++++ Listing

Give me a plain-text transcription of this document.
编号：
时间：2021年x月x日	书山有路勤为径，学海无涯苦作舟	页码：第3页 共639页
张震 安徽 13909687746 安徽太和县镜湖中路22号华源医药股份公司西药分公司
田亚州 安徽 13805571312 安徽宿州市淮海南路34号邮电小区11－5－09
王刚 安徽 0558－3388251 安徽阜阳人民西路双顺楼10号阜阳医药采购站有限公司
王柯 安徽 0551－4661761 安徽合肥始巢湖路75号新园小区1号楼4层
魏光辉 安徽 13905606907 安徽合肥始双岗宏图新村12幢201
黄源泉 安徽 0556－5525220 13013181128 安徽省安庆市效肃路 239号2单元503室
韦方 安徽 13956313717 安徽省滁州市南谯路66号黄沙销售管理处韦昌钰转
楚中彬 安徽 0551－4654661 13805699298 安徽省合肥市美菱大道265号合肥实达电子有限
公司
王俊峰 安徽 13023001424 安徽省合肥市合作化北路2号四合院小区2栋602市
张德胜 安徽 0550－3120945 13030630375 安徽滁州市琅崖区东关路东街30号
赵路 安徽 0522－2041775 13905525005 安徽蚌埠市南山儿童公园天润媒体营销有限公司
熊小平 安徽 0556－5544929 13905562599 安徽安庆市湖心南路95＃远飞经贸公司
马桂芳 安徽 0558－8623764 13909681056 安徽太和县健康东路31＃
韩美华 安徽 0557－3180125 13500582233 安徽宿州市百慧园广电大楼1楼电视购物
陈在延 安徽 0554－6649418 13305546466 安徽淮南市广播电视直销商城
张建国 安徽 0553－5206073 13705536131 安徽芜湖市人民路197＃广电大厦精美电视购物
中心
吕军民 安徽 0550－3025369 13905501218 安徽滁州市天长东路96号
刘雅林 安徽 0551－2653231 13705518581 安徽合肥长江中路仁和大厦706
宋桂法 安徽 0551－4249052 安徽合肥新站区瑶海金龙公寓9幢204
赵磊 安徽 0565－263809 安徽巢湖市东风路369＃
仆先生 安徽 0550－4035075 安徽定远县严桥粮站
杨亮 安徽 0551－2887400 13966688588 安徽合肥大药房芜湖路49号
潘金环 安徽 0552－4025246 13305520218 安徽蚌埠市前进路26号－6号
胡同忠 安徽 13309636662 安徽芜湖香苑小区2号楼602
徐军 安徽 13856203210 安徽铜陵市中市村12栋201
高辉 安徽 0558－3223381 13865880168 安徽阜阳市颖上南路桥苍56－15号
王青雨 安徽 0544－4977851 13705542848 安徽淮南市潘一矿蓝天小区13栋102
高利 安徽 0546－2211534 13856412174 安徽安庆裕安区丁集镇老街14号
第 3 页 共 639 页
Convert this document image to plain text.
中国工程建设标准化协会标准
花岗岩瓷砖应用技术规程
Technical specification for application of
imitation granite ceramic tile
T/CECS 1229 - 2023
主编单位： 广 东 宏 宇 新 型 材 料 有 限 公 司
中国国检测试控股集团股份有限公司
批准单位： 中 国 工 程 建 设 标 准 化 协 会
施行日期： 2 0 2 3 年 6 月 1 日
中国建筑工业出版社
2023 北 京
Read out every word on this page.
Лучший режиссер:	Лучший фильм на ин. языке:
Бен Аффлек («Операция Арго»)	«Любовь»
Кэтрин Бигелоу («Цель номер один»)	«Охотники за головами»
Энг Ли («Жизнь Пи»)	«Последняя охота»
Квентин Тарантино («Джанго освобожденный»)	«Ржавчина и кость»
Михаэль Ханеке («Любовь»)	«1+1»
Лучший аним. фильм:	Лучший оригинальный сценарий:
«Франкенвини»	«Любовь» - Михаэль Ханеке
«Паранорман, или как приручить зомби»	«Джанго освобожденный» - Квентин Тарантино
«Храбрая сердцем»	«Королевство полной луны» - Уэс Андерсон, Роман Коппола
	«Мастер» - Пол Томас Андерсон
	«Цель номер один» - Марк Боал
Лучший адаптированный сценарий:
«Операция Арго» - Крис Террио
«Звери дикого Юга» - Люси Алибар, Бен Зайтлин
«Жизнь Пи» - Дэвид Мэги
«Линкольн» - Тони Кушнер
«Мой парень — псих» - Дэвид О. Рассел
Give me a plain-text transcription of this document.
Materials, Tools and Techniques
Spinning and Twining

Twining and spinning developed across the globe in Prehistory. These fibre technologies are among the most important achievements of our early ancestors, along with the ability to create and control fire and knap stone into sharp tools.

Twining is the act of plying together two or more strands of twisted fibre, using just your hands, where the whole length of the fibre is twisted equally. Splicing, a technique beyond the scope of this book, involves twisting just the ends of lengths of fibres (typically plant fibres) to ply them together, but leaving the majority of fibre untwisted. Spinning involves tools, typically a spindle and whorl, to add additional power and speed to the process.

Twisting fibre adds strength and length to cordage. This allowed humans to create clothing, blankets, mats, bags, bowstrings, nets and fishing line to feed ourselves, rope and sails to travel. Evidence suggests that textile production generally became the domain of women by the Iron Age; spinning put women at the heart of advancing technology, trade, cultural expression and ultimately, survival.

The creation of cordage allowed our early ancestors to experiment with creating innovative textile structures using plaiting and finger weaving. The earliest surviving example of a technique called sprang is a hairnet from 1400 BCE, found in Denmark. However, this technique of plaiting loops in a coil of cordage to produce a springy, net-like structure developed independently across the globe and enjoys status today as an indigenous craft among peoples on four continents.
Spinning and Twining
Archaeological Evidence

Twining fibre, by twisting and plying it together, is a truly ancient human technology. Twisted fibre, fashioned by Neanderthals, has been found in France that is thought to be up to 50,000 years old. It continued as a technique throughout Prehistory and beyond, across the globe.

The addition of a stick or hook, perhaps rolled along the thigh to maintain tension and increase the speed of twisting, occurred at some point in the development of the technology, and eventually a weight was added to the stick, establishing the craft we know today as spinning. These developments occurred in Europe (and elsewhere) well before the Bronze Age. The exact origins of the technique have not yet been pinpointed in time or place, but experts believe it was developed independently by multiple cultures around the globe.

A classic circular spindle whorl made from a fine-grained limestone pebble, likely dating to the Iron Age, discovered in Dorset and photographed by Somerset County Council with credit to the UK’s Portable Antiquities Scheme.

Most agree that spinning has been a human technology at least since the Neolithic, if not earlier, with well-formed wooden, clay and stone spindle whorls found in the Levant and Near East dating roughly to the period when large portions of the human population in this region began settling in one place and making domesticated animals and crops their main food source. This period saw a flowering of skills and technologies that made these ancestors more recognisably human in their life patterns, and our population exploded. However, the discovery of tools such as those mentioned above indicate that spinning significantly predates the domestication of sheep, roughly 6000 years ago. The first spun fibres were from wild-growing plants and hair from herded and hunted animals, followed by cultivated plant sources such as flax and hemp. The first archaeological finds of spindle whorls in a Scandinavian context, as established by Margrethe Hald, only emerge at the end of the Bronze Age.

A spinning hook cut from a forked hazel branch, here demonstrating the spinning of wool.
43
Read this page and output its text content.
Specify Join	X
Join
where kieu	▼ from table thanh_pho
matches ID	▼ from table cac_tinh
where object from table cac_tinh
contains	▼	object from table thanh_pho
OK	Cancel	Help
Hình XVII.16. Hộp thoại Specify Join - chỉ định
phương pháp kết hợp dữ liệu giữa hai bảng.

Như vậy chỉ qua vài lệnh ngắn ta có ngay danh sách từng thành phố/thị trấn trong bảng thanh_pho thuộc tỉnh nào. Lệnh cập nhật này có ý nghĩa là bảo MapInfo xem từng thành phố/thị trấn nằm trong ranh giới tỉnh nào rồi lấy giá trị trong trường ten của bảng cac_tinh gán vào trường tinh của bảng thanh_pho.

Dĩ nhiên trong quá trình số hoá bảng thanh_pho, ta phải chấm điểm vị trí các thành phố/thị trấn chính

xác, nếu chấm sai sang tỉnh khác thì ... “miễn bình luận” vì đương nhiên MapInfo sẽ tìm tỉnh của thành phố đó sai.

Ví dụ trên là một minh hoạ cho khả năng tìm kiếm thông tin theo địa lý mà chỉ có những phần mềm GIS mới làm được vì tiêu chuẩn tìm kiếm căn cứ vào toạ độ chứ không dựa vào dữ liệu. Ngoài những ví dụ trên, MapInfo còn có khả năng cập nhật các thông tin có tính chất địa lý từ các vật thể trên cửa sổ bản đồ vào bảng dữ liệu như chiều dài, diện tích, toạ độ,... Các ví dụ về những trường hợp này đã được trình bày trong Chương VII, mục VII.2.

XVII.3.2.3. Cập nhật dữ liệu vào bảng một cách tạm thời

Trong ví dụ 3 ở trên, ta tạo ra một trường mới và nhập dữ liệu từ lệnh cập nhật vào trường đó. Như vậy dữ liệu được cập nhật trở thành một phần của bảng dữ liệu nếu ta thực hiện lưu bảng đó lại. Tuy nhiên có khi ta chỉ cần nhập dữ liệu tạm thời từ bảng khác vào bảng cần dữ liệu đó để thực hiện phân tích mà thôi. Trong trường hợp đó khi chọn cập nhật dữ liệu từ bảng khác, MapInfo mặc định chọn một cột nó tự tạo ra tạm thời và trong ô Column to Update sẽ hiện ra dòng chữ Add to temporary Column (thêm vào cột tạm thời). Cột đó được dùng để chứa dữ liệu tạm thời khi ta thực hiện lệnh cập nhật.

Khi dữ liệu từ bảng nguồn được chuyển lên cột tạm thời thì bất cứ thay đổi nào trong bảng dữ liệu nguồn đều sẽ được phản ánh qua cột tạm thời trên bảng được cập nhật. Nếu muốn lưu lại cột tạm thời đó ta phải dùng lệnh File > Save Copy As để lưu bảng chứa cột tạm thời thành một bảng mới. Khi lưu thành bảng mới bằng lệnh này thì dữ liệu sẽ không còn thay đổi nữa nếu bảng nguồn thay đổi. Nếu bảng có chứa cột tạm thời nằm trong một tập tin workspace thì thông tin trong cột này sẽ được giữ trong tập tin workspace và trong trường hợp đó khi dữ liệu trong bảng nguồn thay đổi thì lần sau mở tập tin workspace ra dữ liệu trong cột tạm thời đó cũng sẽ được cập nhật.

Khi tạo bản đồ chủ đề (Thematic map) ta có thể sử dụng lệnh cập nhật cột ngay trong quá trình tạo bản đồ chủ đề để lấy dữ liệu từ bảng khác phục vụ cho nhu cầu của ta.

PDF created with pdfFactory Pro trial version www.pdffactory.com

++++++++

* _Exercise instructions_
Copy every line of the entries above in which "Тарантино" occurs.

* _Response to this exercise_
Квентин Тарантино («Джанго освобожденный»)	«Ржавчина и кость»
«Паранорман, или как приручить зомби»	«Джанго освобожденный» - Квентин Тарантино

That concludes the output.